*THE PROBLEM:* Output the records. Match them exactly.
----------------
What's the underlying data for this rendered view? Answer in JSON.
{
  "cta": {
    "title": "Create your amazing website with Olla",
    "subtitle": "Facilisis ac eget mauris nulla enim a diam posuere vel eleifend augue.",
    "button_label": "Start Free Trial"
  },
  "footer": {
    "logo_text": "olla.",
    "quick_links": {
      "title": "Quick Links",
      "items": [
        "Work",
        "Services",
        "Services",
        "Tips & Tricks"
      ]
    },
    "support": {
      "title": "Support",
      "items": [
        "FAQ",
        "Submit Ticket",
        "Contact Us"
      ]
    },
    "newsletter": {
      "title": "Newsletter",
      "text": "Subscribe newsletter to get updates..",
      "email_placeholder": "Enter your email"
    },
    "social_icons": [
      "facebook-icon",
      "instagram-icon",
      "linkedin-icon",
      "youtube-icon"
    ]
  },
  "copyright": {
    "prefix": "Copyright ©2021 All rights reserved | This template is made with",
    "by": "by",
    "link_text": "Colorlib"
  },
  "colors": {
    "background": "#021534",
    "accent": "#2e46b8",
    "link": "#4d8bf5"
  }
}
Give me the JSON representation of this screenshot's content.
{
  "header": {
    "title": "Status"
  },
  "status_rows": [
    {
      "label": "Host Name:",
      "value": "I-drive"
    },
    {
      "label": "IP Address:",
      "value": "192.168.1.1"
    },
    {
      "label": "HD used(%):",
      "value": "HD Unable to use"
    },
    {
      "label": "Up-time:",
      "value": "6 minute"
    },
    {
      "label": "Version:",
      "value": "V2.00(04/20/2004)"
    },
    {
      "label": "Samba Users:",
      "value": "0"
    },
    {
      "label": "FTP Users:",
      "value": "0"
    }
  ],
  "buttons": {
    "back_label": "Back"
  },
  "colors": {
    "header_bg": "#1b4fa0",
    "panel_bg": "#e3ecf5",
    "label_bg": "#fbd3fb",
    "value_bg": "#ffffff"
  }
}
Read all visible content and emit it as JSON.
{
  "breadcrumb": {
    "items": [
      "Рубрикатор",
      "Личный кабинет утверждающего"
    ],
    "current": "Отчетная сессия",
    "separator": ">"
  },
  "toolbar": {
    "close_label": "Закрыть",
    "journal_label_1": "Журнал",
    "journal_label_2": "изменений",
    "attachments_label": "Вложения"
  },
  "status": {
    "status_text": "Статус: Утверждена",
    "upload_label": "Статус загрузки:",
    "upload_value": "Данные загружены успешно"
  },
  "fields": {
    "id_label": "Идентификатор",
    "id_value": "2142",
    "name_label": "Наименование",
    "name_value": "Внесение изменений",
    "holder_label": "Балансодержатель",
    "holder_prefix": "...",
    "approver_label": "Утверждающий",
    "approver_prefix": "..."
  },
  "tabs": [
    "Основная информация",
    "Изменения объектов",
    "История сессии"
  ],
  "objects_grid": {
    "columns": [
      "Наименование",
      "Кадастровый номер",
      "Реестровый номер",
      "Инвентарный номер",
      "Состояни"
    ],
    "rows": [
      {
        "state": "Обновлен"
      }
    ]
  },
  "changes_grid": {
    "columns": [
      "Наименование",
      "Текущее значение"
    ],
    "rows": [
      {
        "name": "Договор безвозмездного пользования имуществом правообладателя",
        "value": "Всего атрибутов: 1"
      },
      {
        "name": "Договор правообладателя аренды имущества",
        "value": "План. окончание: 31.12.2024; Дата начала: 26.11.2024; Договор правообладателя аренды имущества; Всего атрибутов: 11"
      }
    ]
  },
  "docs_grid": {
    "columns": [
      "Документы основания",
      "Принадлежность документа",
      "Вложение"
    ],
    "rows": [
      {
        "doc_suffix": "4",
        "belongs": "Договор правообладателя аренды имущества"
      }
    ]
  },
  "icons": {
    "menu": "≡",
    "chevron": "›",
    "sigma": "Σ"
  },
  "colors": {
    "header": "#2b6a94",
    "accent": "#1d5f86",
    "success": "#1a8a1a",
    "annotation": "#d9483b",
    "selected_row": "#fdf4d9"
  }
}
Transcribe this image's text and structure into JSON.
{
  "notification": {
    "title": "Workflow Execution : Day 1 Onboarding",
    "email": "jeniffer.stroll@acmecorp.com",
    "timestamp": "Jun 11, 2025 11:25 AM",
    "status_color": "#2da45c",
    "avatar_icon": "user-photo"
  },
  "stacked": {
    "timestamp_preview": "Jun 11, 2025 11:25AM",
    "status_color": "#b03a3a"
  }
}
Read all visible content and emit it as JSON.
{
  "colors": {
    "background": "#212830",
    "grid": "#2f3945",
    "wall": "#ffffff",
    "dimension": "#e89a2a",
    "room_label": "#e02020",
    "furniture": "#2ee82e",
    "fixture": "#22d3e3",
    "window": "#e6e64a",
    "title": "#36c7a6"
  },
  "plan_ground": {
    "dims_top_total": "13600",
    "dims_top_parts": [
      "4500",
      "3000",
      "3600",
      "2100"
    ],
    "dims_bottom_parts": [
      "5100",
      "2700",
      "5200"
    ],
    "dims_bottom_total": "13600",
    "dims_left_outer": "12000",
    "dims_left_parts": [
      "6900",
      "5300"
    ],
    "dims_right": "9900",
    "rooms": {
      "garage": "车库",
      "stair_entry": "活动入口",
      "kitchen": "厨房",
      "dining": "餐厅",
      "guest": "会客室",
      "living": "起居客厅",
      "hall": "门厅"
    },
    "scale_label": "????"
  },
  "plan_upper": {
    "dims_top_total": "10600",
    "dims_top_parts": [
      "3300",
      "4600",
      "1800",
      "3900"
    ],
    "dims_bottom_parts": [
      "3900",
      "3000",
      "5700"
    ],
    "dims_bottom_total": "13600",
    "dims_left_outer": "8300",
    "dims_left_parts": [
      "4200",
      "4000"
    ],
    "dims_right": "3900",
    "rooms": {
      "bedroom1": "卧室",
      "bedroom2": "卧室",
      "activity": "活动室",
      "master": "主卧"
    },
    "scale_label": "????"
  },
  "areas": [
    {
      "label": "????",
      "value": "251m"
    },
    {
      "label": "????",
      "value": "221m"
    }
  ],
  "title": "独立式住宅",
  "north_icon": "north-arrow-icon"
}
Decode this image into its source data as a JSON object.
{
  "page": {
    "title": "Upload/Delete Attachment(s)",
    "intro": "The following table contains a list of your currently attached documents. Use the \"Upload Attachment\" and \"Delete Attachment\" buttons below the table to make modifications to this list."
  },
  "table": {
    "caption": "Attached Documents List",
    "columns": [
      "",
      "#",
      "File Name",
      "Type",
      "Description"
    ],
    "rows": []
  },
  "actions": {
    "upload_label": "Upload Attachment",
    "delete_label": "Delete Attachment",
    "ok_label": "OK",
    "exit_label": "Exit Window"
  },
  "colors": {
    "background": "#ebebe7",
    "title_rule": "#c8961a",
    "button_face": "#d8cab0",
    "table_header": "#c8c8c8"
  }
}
----------------
*THE RESPONSE:*
What's the underlying data for this rendered view? Answer in JSON.
{
  "cta": {
    "title": "Create your amazing website with Olla",
    "subtitle": "Facilisis ac eget mauris nulla enim a diam posuere vel eleifend augue.",
    "button_label": "Start Free Trial"
  },
  "footer": {
    "logo_text": "olla.",
    "quick_links": {
      "title": "Quick Links",
      "items": [
        "Work",
        "Services",
        "Services",
        "Tips & Tricks"
      ]
    },
    "support": {
      "title": "Support",
      "items": [
        "FAQ",
        "Submit Ticket",
        "Contact Us"
      ]
    },
    "newsletter": {
      "title": "Newsletter",
      "text": "Subscribe newsletter to get updates..",
      "email_placeholder": "Enter your email"
    },
    "social_icons": [
      "facebook-icon",
      "instagram-icon",
      "linkedin-icon",
      "youtube-icon"
    ]
  },
  "copyright": {
    "prefix": "Copyright ©2021 All rights reserved | This template is made with",
    "by": "by",
    "link_text": "Colorlib"
  },
  "colors": {
    "background": "#021534",
    "accent": "#2e46b8",
    "link": "#4d8bf5"
  }
}
Give me the JSON representation of this screenshot's content.
{
  "header": {
    "title": "Status"
  },
  "status_rows": [
    {
      "label": "Host Name:",
      "value": "I-drive"
    },
    {
      "label": "IP Address:",
      "value": "192.168.1.1"
    },
    {
      "label": "HD used(%):",
      "value": "HD Unable to use"
    },
    {
      "label": "Up-time:",
      "value": "6 minute"
    },
    {
      "label": "Version:",
      "value": "V2.00(04/20/2004)"
    },
    {
      "label": "Samba Users:",
      "value": "0"
    },
    {
      "label": "FTP Users:",
      "value": "0"
    }
  ],
  "buttons": {
    "back_label": "Back"
  },
  "colors": {
    "header_bg": "#1b4fa0",
    "panel_bg": "#e3ecf5",
    "label_bg": "#fbd3fb",
    "value_bg": "#ffffff"
  }
}
Read all visible content and emit it as JSON.
{
  "breadcrumb": {
    "items": [
      "Рубрикатор",
      "Личный кабинет утверждающего"
    ],
    "current": "Отчетная сессия",
    "separator": ">"
  },
  "toolbar": {
    "close_label": "Закрыть",
    "journal_label_1": "Журнал",
    "journal_label_2": "изменений",
    "attachments_label": "Вложения"
  },
  "status": {
    "status_text": "Статус: Утверждена",
    "upload_label": "Статус загрузки:",
    "upload_value": "Данные загружены успешно"
  },
  "fields": {
    "id_label": "Идентификатор",
    "id_value": "2142",
    "name_label": "Наименование",
    "name_value": "Внесение изменений",
    "holder_label": "Балансодержатель",
    "holder_prefix": "...",
    "approver_label": "Утверждающий",
    "approver_prefix": "..."
  },
  "tabs": [
    "Основная информация",
    "Изменения объектов",
    "История сессии"
  ],
  "objects_grid": {
    "columns": [
      "Наименование",
      "Кадастровый номер",
      "Реестровый номер",
      "Инвентарный номер",
      "Состояни"
    ],
    "rows": [
      {
        "state": "Обновлен"
      }
    ]
  },
  "changes_grid": {
    "columns": [
      "Наименование",
      "Текущее значение"
    ],
    "rows": [
      {
        "name": "Договор безвозмездного пользования имуществом правообладателя",
        "value": "Всего атрибутов: 1"
      },
      {
        "name": "Договор правообладателя аренды имущества",
        "value": "План. окончание: 31.12.2024; Дата начала: 26.11.2024; Договор правообладателя аренды имущества; Всего атрибутов: 11"
      }
    ]
  },
  "docs_grid": {
    "columns": [
      "Документы основания",
      "Принадлежность документа",
      "Вложение"
    ],
    "rows": [
      {
        "doc_suffix": "4",
        "belongs": "Договор правообладателя аренды имущества"
      }
    ]
  },
  "icons": {
    "menu": "≡",
    "chevron": "›",
    "sigma": "Σ"
  },
  "colors": {
    "header": "#2b6a94",
    "accent": "#1d5f86",
    "success": "#1a8a1a",
    "annotation": "#d9483b",
    "selected_row": "#fdf4d9"
  }
}
Transcribe this image's text and structure into JSON.
{
  "notification": {
    "title": "Workflow Execution : Day 1 Onboarding",
    "email": "jeniffer.stroll@acmecorp.com",
    "timestamp": "Jun 11, 2025 11:25 AM",
    "status_color": "#2da45c",
    "avatar_icon": "user-photo"
  },
  "stacked": {
    "timestamp_preview": "Jun 11, 2025 11:25AM",
    "status_color": "#b03a3a"
  }
}
Read all visible content and emit it as JSON.
{
  "colors": {
    "background": "#212830",
    "grid": "#2f3945",
    "wall": "#ffffff",
    "dimension": "#e89a2a",
    "room_label": "#e02020",
    "furniture": "#2ee82e",
    "fixture": "#22d3e3",
    "window": "#e6e64a",
    "title": "#36c7a6"
  },
  "plan_ground": {
    "dims_top_total": "13600",
    "dims_top_parts": [
      "4500",
      "3000",
      "3600",
      "2100"
    ],
    "dims_bottom_parts": [
      "5100",
      "2700",
      "5200"
    ],
    "dims_bottom_total": "13600",
    "dims_left_outer": "12000",
    "dims_left_parts": [
      "6900",
      "5300"
    ],
    "dims_right": "9900",
    "rooms": {
      "garage": "车库",
      "stair_entry": "活动入口",
      "kitchen": "厨房",
      "dining": "餐厅",
      "guest": "会客室",
      "living": "起居客厅",
      "hall": "门厅"
    },
    "scale_label": "????"
  },
  "plan_upper": {
    "dims_top_total": "10600",
    "dims_top_parts": [
      "3300",
      "4600",
      "1800",
      "3900"
    ],
    "dims_bottom_parts": [
      "3900",
      "3000",
      "5700"
    ],
    "dims_bottom_total": "13600",
    "dims_left_outer": "8300",
    "dims_left_parts": [
      "4200",
      "4000"
    ],
    "dims_right": "3900",
    "rooms": {
      "bedroom1": "卧室",
      "bedroom2": "卧室",
      "activity": "活动室",
      "master": "主卧"
    },
    "scale_label": "????"
  },
  "areas": [
    {
      "label": "????",
      "value": "251m"
    },
    {
      "label": "????",
      "value": "221m"
    }
  ],
  "title": "独立式住宅",
  "north_icon": "north-arrow-icon"
}
Decode this image into its source data as a JSON object.
{
  "page": {
    "title": "Upload/Delete Attachment(s)",
    "intro": "The following table contains a list of your currently attached documents. Use the \"Upload Attachment\" and \"Delete Attachment\" buttons below the table to make modifications to this list."
  },
  "table": {
    "caption": "Attached Documents List",
    "columns": [
      "",
      "#",
      "File Name",
      "Type",
      "Description"
    ],
    "rows": []
  },
  "actions": {
    "upload_label": "Upload Attachment",
    "delete_label": "Delete Attachment",
    "ok_label": "OK",
    "exit_label": "Exit Window"
  },
  "colors": {
    "background": "#ebebe7",
    "title_rule": "#c8961a",
    "button_face": "#d8cab0",
    "table_header": "#c8c8c8"
  }
}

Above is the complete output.